DESCRIPTION OF THE TASK » Write out the material exactly, with the pictures left out.

DATA »
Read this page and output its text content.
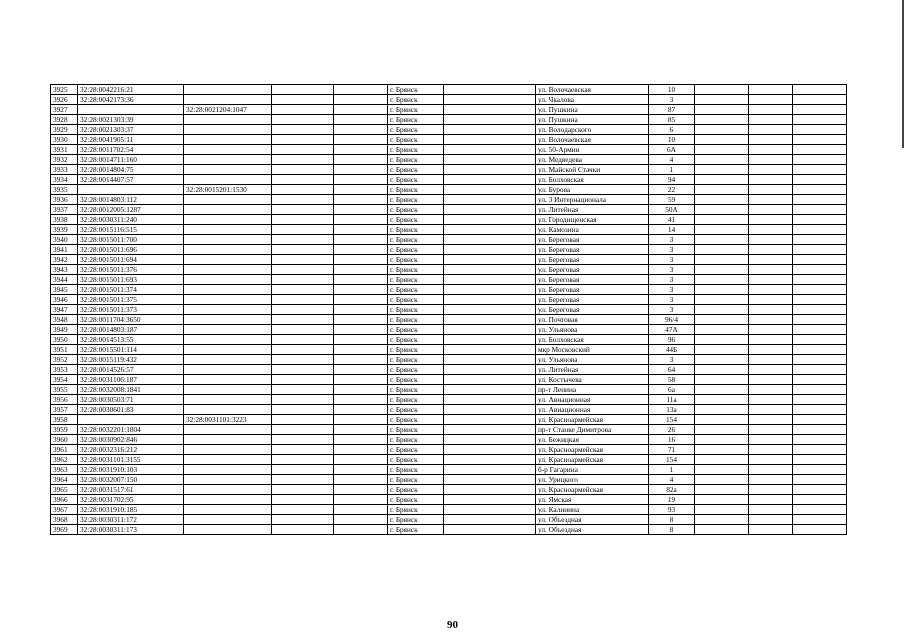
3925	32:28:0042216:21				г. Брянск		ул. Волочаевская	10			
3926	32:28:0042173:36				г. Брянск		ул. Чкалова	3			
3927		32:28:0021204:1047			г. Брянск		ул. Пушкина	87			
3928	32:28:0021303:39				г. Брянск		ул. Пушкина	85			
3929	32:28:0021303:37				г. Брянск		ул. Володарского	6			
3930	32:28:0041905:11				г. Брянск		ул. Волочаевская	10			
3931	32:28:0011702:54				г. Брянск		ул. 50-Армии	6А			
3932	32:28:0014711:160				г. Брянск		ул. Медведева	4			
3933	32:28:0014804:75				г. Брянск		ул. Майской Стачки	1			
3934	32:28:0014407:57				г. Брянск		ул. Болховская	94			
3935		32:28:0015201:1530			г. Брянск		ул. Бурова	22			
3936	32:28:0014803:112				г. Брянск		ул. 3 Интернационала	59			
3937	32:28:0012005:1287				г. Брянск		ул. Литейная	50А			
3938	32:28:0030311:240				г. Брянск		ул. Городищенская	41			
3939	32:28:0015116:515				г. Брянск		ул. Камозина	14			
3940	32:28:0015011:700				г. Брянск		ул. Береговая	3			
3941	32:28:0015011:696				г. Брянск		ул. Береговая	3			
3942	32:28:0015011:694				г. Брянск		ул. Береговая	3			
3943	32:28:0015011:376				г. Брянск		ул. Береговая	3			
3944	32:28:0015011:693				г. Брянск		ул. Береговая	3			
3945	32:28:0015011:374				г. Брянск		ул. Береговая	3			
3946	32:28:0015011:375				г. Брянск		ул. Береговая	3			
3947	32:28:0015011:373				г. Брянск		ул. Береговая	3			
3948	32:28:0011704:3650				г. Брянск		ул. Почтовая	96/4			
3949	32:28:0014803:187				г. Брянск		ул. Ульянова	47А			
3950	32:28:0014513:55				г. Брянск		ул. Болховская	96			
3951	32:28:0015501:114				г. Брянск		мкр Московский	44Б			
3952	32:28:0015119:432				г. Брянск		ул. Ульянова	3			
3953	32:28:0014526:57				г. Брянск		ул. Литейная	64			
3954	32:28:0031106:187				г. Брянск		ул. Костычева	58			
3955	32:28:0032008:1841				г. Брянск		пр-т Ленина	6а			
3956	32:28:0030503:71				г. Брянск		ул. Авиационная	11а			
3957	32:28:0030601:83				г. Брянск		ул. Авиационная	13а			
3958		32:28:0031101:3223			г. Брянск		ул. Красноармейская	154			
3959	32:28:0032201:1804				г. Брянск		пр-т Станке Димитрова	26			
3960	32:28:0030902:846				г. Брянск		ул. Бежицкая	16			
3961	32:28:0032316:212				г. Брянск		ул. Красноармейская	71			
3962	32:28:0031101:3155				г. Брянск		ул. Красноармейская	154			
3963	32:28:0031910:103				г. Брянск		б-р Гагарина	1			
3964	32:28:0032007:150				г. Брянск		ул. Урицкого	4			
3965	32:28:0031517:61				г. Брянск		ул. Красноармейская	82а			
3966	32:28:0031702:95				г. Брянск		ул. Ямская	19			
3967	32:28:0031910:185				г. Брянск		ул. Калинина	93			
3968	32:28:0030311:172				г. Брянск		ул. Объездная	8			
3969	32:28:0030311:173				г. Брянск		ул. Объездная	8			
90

EXERCISE RESPONSE »
Read this page and output its text content.
3925	32:28:0042216:21				г. Брянск		ул. Волочаевская	10			
3926	32:28:0042173:36				г. Брянск		ул. Чкалова	3			
3927		32:28:0021204:1047			г. Брянск		ул. Пушкина	87			
3928	32:28:0021303:39				г. Брянск		ул. Пушкина	85			
3929	32:28:0021303:37				г. Брянск		ул. Володарского	6			
3930	32:28:0041905:11				г. Брянск		ул. Волочаевская	10			
3931	32:28:0011702:54				г. Брянск		ул. 50-Армии	6А			
3932	32:28:0014711:160				г. Брянск		ул. Медведева	4			
3933	32:28:0014804:75				г. Брянск		ул. Майской Стачки	1			
3934	32:28:0014407:57				г. Брянск		ул. Болховская	94			
3935		32:28:0015201:1530			г. Брянск		ул. Бурова	22			
3936	32:28:0014803:112				г. Брянск		ул. 3 Интернационала	59			
3937	32:28:0012005:1287				г. Брянск		ул. Литейная	50А			
3938	32:28:0030311:240				г. Брянск		ул. Городищенская	41			
3939	32:28:0015116:515				г. Брянск		ул. Камозина	14			
3940	32:28:0015011:700				г. Брянск		ул. Береговая	3			
3941	32:28:0015011:696				г. Брянск		ул. Береговая	3			
3942	32:28:0015011:694				г. Брянск		ул. Береговая	3			
3943	32:28:0015011:376				г. Брянск		ул. Береговая	3			
3944	32:28:0015011:693				г. Брянск		ул. Береговая	3			
3945	32:28:0015011:374				г. Брянск		ул. Береговая	3			
3946	32:28:0015011:375				г. Брянск		ул. Береговая	3			
3947	32:28:0015011:373				г. Брянск		ул. Береговая	3			
3948	32:28:0011704:3650				г. Брянск		ул. Почтовая	96/4			
3949	32:28:0014803:187				г. Брянск		ул. Ульянова	47А			
3950	32:28:0014513:55				г. Брянск		ул. Болховская	96			
3951	32:28:0015501:114				г. Брянск		мкр Московский	44Б			
3952	32:28:0015119:432				г. Брянск		ул. Ульянова	3			
3953	32:28:0014526:57				г. Брянск		ул. Литейная	64			
3954	32:28:0031106:187				г. Брянск		ул. Костычева	58			
3955	32:28:0032008:1841				г. Брянск		пр-т Ленина	6а			
3956	32:28:0030503:71				г. Брянск		ул. Авиационная	11а			
3957	32:28:0030601:83				г. Брянск		ул. Авиационная	13а			
3958		32:28:0031101:3223			г. Брянск		ул. Красноармейская	154			
3959	32:28:0032201:1804				г. Брянск		пр-т Станке Димитрова	26			
3960	32:28:0030902:846				г. Брянск		ул. Бежицкая	16			
3961	32:28:0032316:212				г. Брянск		ул. Красноармейская	71			
3962	32:28:0031101:3155				г. Брянск		ул. Красноармейская	154			
3963	32:28:0031910:103				г. Брянск		б-р Гагарина	1			
3964	32:28:0032007:150				г. Брянск		ул. Урицкого	4			
3965	32:28:0031517:61				г. Брянск		ул. Красноармейская	82а			
3966	32:28:0031702:95				г. Брянск		ул. Ямская	19			
3967	32:28:0031910:185				г. Брянск		ул. Калинина	93			
3968	32:28:0030311:172				г. Брянск		ул. Объездная	8			
3969	32:28:0030311:173				г. Брянск		ул. Объездная	8			
90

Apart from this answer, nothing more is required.